**Task details:**
Copy out each line containing "suatu" from the entries below.

* begin *

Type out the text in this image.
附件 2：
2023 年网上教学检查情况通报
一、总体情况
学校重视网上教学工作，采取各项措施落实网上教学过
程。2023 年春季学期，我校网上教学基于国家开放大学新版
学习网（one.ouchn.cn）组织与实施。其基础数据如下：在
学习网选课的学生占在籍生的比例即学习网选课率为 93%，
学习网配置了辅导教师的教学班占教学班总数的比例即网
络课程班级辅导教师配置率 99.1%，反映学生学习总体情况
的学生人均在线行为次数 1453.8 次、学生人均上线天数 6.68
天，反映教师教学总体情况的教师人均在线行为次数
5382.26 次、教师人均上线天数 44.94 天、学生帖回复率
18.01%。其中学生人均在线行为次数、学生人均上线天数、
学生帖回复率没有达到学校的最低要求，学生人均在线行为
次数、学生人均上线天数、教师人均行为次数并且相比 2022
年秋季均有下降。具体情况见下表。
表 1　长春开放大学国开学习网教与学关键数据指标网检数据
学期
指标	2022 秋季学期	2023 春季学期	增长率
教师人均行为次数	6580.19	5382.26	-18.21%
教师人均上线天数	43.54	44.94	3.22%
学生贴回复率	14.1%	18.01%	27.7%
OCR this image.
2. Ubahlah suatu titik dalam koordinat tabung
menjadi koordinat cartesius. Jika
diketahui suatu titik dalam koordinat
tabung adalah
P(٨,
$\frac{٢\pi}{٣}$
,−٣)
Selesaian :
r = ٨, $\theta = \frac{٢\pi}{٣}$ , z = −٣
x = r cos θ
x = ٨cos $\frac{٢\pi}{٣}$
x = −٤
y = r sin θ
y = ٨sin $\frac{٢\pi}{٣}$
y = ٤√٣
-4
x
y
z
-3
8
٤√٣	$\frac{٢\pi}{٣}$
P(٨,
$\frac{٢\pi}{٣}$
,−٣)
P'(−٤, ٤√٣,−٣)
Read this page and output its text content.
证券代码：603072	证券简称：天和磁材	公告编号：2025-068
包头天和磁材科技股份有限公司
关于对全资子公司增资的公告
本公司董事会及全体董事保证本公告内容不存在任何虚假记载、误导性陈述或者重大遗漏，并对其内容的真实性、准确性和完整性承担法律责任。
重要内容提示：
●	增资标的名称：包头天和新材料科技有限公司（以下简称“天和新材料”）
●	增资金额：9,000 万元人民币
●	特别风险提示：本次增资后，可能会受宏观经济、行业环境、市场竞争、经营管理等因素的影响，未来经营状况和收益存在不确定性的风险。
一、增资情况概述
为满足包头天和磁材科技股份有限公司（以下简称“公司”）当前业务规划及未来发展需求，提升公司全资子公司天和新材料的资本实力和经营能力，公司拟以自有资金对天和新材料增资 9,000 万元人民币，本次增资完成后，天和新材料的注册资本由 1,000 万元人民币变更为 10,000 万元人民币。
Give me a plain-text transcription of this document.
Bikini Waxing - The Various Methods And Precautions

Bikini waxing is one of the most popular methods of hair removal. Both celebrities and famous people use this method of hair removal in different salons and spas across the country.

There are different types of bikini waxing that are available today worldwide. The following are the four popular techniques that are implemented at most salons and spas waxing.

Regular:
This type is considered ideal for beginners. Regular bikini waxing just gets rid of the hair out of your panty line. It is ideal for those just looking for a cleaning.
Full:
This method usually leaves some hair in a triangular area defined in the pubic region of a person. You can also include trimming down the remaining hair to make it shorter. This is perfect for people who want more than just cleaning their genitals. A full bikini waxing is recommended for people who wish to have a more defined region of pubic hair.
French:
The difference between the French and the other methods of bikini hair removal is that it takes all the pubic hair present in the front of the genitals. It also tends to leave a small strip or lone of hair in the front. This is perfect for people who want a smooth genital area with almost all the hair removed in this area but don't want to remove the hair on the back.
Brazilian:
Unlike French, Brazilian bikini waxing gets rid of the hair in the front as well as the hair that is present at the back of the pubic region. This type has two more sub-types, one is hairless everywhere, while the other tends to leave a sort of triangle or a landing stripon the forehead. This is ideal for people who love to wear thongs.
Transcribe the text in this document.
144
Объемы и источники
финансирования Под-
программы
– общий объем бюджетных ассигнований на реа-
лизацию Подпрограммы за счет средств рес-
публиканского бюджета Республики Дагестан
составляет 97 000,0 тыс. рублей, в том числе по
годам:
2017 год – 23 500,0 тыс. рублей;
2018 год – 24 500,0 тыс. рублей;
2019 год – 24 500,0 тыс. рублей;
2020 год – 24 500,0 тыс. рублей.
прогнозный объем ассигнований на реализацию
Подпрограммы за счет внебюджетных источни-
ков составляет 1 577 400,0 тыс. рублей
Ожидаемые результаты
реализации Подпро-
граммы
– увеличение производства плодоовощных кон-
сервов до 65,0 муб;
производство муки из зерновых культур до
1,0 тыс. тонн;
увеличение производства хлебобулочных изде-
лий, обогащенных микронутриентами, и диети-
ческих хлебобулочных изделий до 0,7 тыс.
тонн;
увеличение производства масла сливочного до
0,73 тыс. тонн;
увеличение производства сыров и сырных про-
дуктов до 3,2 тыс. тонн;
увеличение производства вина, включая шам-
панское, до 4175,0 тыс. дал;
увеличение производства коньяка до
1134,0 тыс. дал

* end *

**Reply:**
2. Ubahlah suatu titik dalam koordinat tabung
diketahui suatu titik dalam koordinat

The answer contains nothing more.